Search the data for "Fold" and copy every matching line.

Start of Data extract

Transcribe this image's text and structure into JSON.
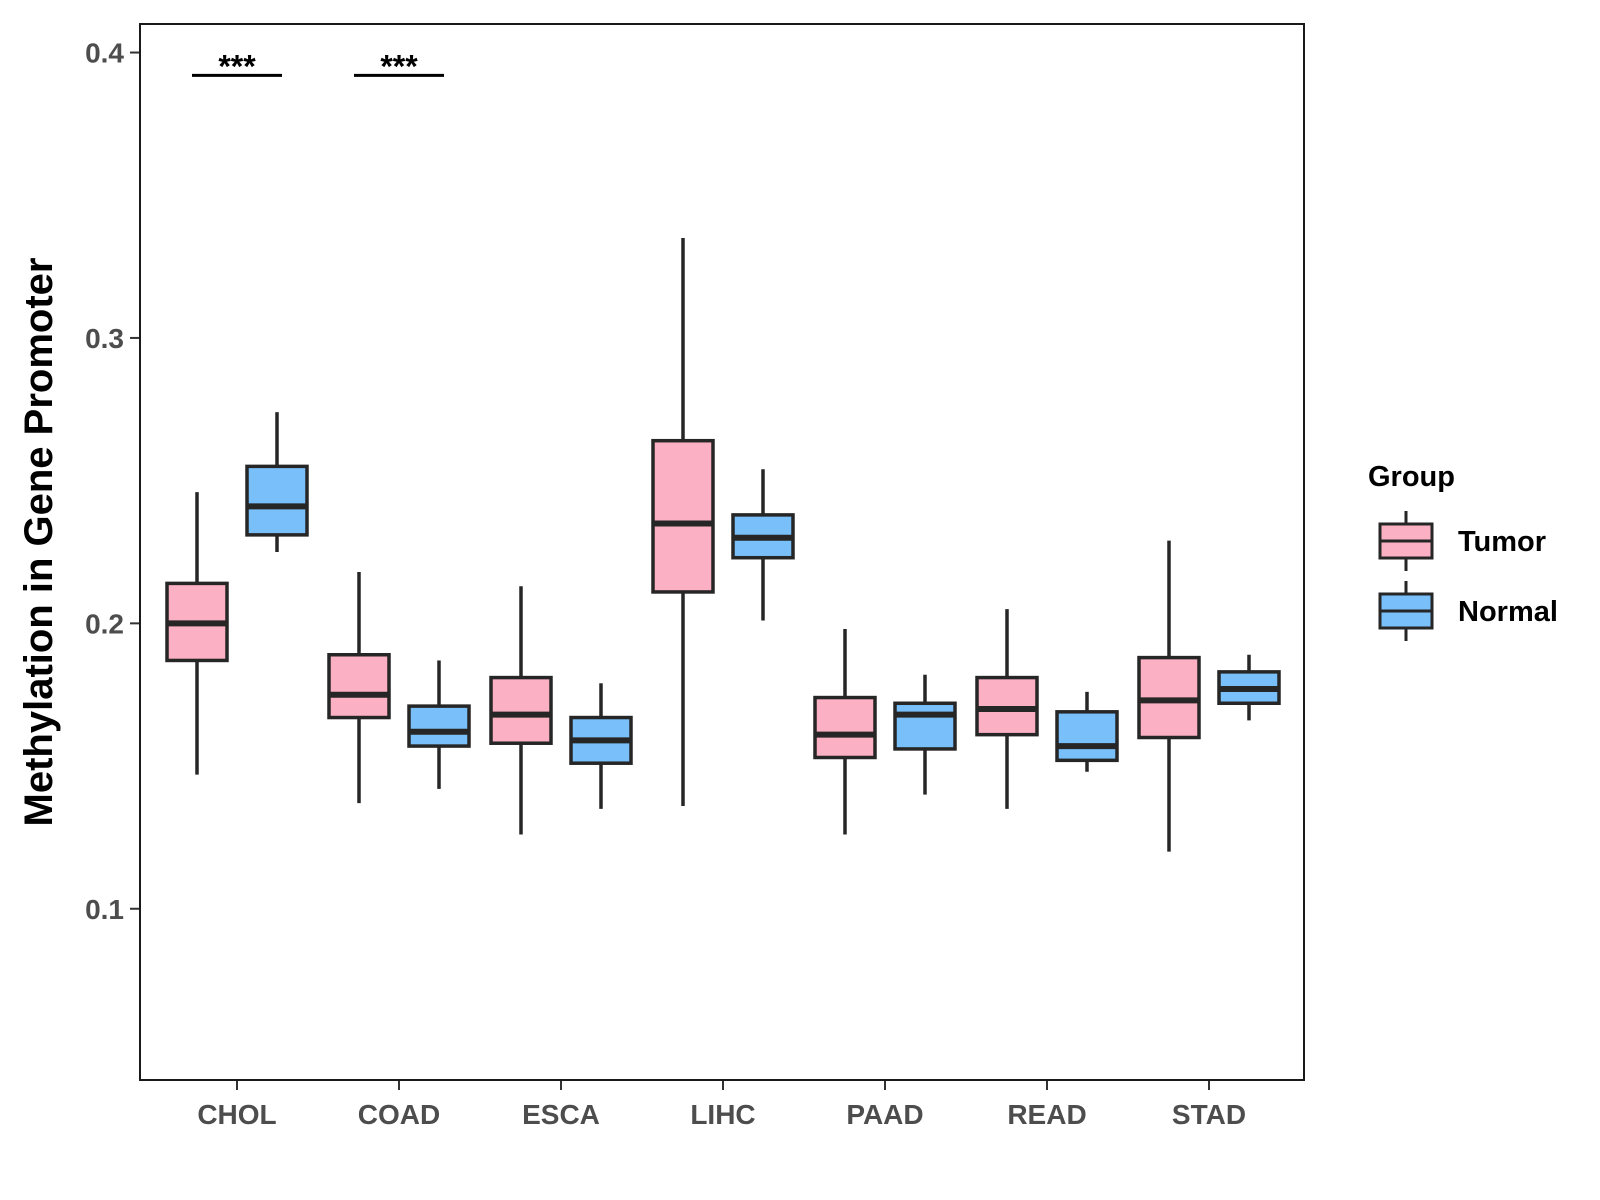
{
  "chart_data": {
    "type": "boxplot",
    "title": "",
    "xlabel": "",
    "ylabel": "Methylation in Gene Promoter",
    "ylim": [
      0.04,
      0.41
    ],
    "yticks": [
      0.1,
      0.2,
      0.3,
      0.4
    ],
    "ytick_labels": [
      "0.1",
      "0.2",
      "0.3",
      "0.4"
    ],
    "categories": [
      "CHOL",
      "COAD",
      "ESCA",
      "LIHC",
      "PAAD",
      "READ",
      "STAD"
    ],
    "legend": {
      "title": "Group",
      "position": "right",
      "entries": [
        "Tumor",
        "Normal"
      ]
    },
    "series": [
      {
        "name": "Tumor",
        "color": "#FBB1C3",
        "boxes": [
          {
            "min": 0.147,
            "q1": 0.187,
            "median": 0.2,
            "q3": 0.214,
            "max": 0.246
          },
          {
            "min": 0.137,
            "q1": 0.167,
            "median": 0.175,
            "q3": 0.189,
            "max": 0.218
          },
          {
            "min": 0.126,
            "q1": 0.158,
            "median": 0.168,
            "q3": 0.181,
            "max": 0.213
          },
          {
            "min": 0.136,
            "q1": 0.211,
            "median": 0.235,
            "q3": 0.264,
            "max": 0.335
          },
          {
            "min": 0.126,
            "q1": 0.153,
            "median": 0.161,
            "q3": 0.174,
            "max": 0.198
          },
          {
            "min": 0.135,
            "q1": 0.161,
            "median": 0.17,
            "q3": 0.181,
            "max": 0.205
          },
          {
            "min": 0.12,
            "q1": 0.16,
            "median": 0.173,
            "q3": 0.188,
            "max": 0.229
          }
        ]
      },
      {
        "name": "Normal",
        "color": "#79BFF9",
        "boxes": [
          {
            "min": 0.225,
            "q1": 0.231,
            "median": 0.241,
            "q3": 0.255,
            "max": 0.274
          },
          {
            "min": 0.142,
            "q1": 0.157,
            "median": 0.162,
            "q3": 0.171,
            "max": 0.187
          },
          {
            "min": 0.135,
            "q1": 0.151,
            "median": 0.159,
            "q3": 0.167,
            "max": 0.179
          },
          {
            "min": 0.201,
            "q1": 0.223,
            "median": 0.23,
            "q3": 0.238,
            "max": 0.254
          },
          {
            "min": 0.14,
            "q1": 0.156,
            "median": 0.168,
            "q3": 0.172,
            "max": 0.182
          },
          {
            "min": 0.148,
            "q1": 0.152,
            "median": 0.157,
            "q3": 0.169,
            "max": 0.176
          },
          {
            "min": 0.166,
            "q1": 0.172,
            "median": 0.177,
            "q3": 0.183,
            "max": 0.189
          }
        ]
      }
    ],
    "annotations": [
      {
        "category": "CHOL",
        "text": "***",
        "y": 0.392
      },
      {
        "category": "COAD",
        "text": "***",
        "y": 0.392
      }
    ]
  }
}
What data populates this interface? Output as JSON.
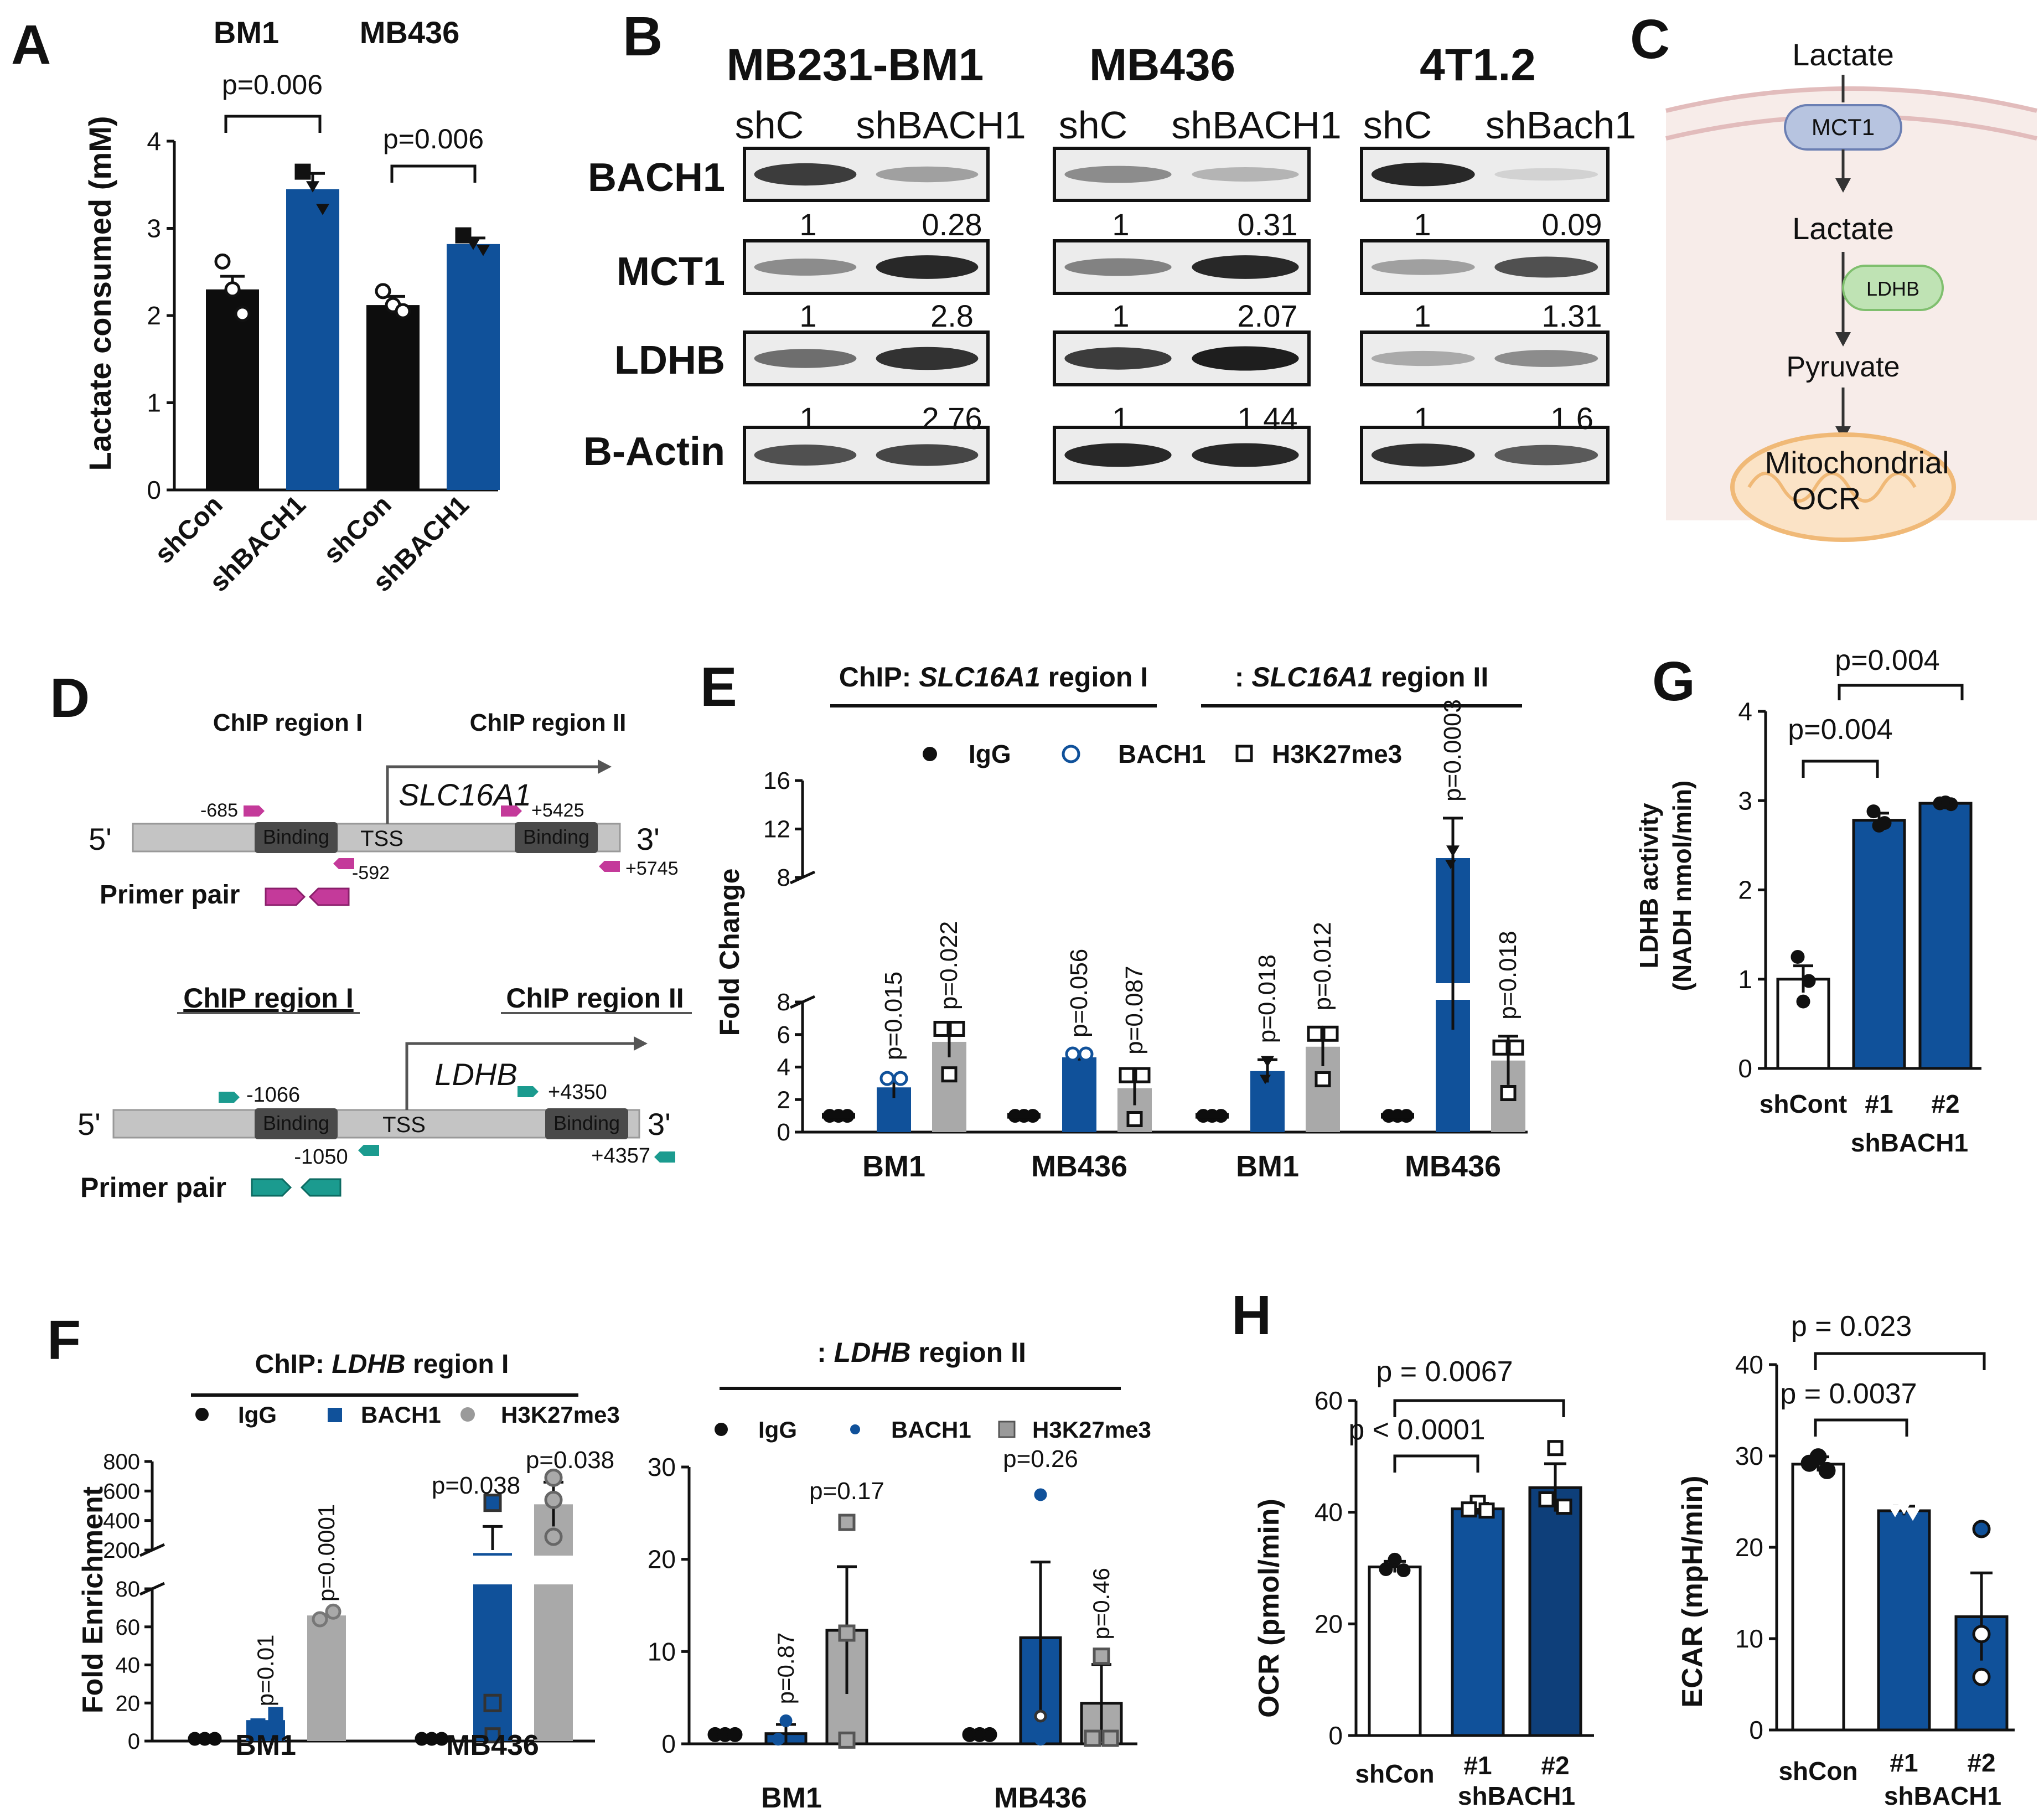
{
  "colors": {
    "black": "#0d0d0d",
    "blue": "#10519a",
    "gray": "#a9a9a9",
    "white": "#ffffff",
    "line": "#111111",
    "magenta": "#c43a9a",
    "teal": "#1b9b8f",
    "mct1": "#b7c4e0",
    "ldhb": "#bfe3b4",
    "membrane": "#e8c9c9",
    "cell": "#f7ece9",
    "mito": "#f0b977"
  },
  "panels": {
    "A": "A",
    "B": "B",
    "C": "C",
    "D": "D",
    "E": "E",
    "F": "F",
    "G": "G",
    "H": "H"
  },
  "chart_data": [
    {
      "id": "A",
      "type": "bar",
      "ylabel": "Lactate consumed (mM)",
      "ylim": [
        0,
        4
      ],
      "yticks": [
        "0",
        "1",
        "2",
        "3",
        "4"
      ],
      "groups": [
        "BM1",
        "MB436"
      ],
      "categories": [
        "shCon",
        "shBACH1",
        "shCon",
        "shBACH1"
      ],
      "values": [
        2.3,
        3.45,
        2.12,
        2.82
      ],
      "errors": [
        0.15,
        0.18,
        0.1,
        0.07
      ],
      "points": [
        [
          2.62,
          2.3,
          2.02
        ],
        [
          3.65,
          3.48,
          3.22
        ],
        [
          2.28,
          2.12,
          2.05
        ],
        [
          2.92,
          2.82,
          2.75
        ]
      ],
      "fills": [
        "black",
        "blue",
        "black",
        "blue"
      ],
      "comparisons": [
        {
          "label": "p=0.006"
        },
        {
          "label": "p=0.006"
        }
      ]
    },
    {
      "id": "E",
      "type": "bar",
      "ylabel": "Fold Change",
      "lower_ticks": [
        "0",
        "2",
        "4",
        "6",
        "8"
      ],
      "upper_ticks": [
        "8",
        "12",
        "16"
      ],
      "header_left": {
        "prefix": "ChIP: ",
        "gene": "SLC16A1",
        "suffix": " region I"
      },
      "header_right": {
        "prefix": ": ",
        "gene": "SLC16A1",
        "suffix": " region II"
      },
      "legend": [
        "IgG",
        "BACH1",
        "H3K27me3"
      ],
      "groups": [
        "BM1",
        "MB436",
        "BM1",
        "MB436"
      ],
      "series": [
        {
          "name": "IgG",
          "values": [
            1,
            1,
            1,
            1
          ],
          "errors": [
            0,
            0,
            0,
            0
          ]
        },
        {
          "name": "BACH1",
          "values": [
            2.75,
            4.6,
            3.75,
            9.6
          ],
          "errors": [
            0.65,
            0.2,
            0.7,
            3.3
          ]
        },
        {
          "name": "H3K27me3",
          "values": [
            5.55,
            2.7,
            5.25,
            4.4
          ],
          "errors": [
            0.95,
            1.05,
            1.2,
            1.5
          ]
        }
      ],
      "pvalues": [
        [
          "p=0.015",
          "p=0.022"
        ],
        [
          "p=0.056",
          "p=0.087"
        ],
        [
          "p=0.018",
          "p=0.012"
        ],
        [
          "p=0.0003",
          "p=0.018"
        ]
      ]
    },
    {
      "id": "F1",
      "type": "bar",
      "ylabel": "Fold Enrichment",
      "lower_ticks": [
        "0",
        "20",
        "40",
        "60",
        "80"
      ],
      "upper_ticks": [
        "200",
        "400",
        "600",
        "800"
      ],
      "header": {
        "prefix": "ChIP: ",
        "gene": "LDHB",
        "suffix": " region I"
      },
      "legend": [
        "IgG",
        "BACH1",
        "H3K27me3"
      ],
      "groups": [
        "BM1",
        "MB436"
      ],
      "series": [
        {
          "name": "IgG",
          "values": [
            1,
            1
          ],
          "errors": [
            0,
            0
          ]
        },
        {
          "name": "BACH1",
          "values": [
            11,
            180
          ],
          "errors": [
            0,
            180
          ]
        },
        {
          "name": "H3K27me3",
          "values": [
            66,
            510
          ],
          "errors": [
            0,
            150
          ]
        }
      ],
      "pvalues": [
        [
          "p=0.01",
          "p=0.0001"
        ],
        [
          "p=0.038",
          "p=0.038"
        ]
      ]
    },
    {
      "id": "F2",
      "type": "bar",
      "ylim": [
        0,
        30
      ],
      "yticks": [
        "0",
        "10",
        "20",
        "30"
      ],
      "header": {
        "prefix": ": ",
        "gene": "LDHB",
        "suffix": " region II"
      },
      "legend": [
        "IgG",
        "BACH1",
        "H3K27me3"
      ],
      "groups": [
        "BM1",
        "MB436"
      ],
      "series": [
        {
          "name": "IgG",
          "values": [
            1,
            1
          ],
          "errors": [
            0,
            0
          ]
        },
        {
          "name": "BACH1",
          "values": [
            1.1,
            11.5
          ],
          "errors": [
            1.0,
            8.2
          ]
        },
        {
          "name": "H3K27me3",
          "values": [
            12.3,
            4.4
          ],
          "errors": [
            6.9,
            4.2
          ]
        }
      ],
      "pvalues": [
        [
          "p=0.87",
          "p=0.17"
        ],
        [
          "p=0.26",
          "p=0.46"
        ]
      ]
    },
    {
      "id": "G",
      "type": "bar",
      "ylabel": "LDHB activity",
      "ylabel2": "(NADH nmol/min)",
      "ylim": [
        0,
        4
      ],
      "yticks": [
        "0",
        "1",
        "2",
        "3",
        "4"
      ],
      "categories": [
        "shCont",
        "#1",
        "#2"
      ],
      "group_label": "shBACH1",
      "values": [
        1.0,
        2.78,
        2.97
      ],
      "errors": [
        0.15,
        0.08,
        0.02
      ],
      "points": [
        [
          1.25,
          0.98,
          0.75
        ],
        [
          2.88,
          2.75,
          2.72
        ],
        [
          2.97,
          2.96,
          2.98
        ]
      ],
      "comparisons": [
        {
          "label": "p=0.004"
        },
        {
          "label": "p=0.004"
        }
      ]
    },
    {
      "id": "H1",
      "type": "bar",
      "ylabel": "OCR (pmol/min)",
      "ylim": [
        0,
        60
      ],
      "yticks": [
        "0",
        "20",
        "40",
        "60"
      ],
      "categories": [
        "shCon",
        "#1",
        "#2"
      ],
      "group_label": "shBACH1",
      "values": [
        30.2,
        40.6,
        44.4
      ],
      "errors": [
        1.0,
        1.0,
        4.3
      ],
      "points": [
        [
          31.5,
          29.8,
          29.6
        ],
        [
          41.7,
          40.5,
          40.3
        ],
        [
          51.5,
          42.3,
          41.0
        ]
      ],
      "comparisons": [
        {
          "label": "p < 0.0001"
        },
        {
          "label": "p = 0.0067"
        }
      ]
    },
    {
      "id": "H2",
      "type": "bar",
      "ylabel": "ECAR (mpH/min)",
      "ylim": [
        0,
        40
      ],
      "yticks": [
        "0",
        "10",
        "20",
        "30",
        "40"
      ],
      "categories": [
        "shCon",
        "#1",
        "#2"
      ],
      "group_label": "shBACH1",
      "values": [
        29.1,
        24.0,
        12.4
      ],
      "errors": [
        0.8,
        0.5,
        4.8
      ],
      "points": [
        [
          29.9,
          29.2,
          28.4
        ],
        [
          24.3,
          24.0,
          23.6
        ],
        [
          22.0,
          10.5,
          5.8
        ]
      ],
      "comparisons": [
        {
          "label": "p = 0.0037"
        },
        {
          "label": "p = 0.023"
        }
      ]
    }
  ],
  "blot": {
    "cell_lines": [
      "MB231-BM1",
      "MB436",
      "4T1.2"
    ],
    "lanes": [
      [
        "shC",
        "shBACH1"
      ],
      [
        "shC",
        "shBACH1"
      ],
      [
        "shC",
        "shBach1"
      ]
    ],
    "proteins": [
      "BACH1",
      "MCT1",
      "LDHB",
      "B-Actin"
    ],
    "quant": [
      [
        [
          "1",
          "0.28"
        ],
        [
          "1",
          "0.31"
        ],
        [
          "1",
          "0.09"
        ]
      ],
      [
        [
          "1",
          "2.8"
        ],
        [
          "1",
          "2.07"
        ],
        [
          "1",
          "1.31"
        ]
      ],
      [
        [
          "1",
          "2.76"
        ],
        [
          "1",
          "1.44"
        ],
        [
          "1",
          "1.6"
        ]
      ]
    ]
  },
  "pathway": {
    "lactate_top": "Lactate",
    "mct1": "MCT1",
    "lactate_mid": "Lactate",
    "ldhb": "LDHB",
    "pyruvate": "Pyruvate",
    "mito1": "Mitochondrial",
    "mito2": "OCR"
  },
  "diagram_d": {
    "slc": {
      "region1": "ChIP region I",
      "region2": "ChIP region II",
      "gene": "SLC16A1",
      "five": "5'",
      "three": "3'",
      "binding1": "Binding",
      "binding2": "Binding",
      "tss": "TSS",
      "pos_a": "-685",
      "pos_b": "-592",
      "pos_c": "+5425",
      "pos_d": "+5745",
      "primer": "Primer pair"
    },
    "ldhb": {
      "region1": "ChIP region I",
      "region2": "ChIP region II",
      "gene": "LDHB",
      "five": "5'",
      "three": "3'",
      "binding1": "Binding",
      "binding2": "Binding",
      "tss": "TSS",
      "pos_a": "-1066",
      "pos_b": "-1050",
      "pos_c": "+4350",
      "pos_d": "+4357",
      "primer": "Primer pair"
    }
  }
}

End of Data extract

Reply:
      "ylabel": "Fold Change",
      "ylabel": "Fold Enrichment",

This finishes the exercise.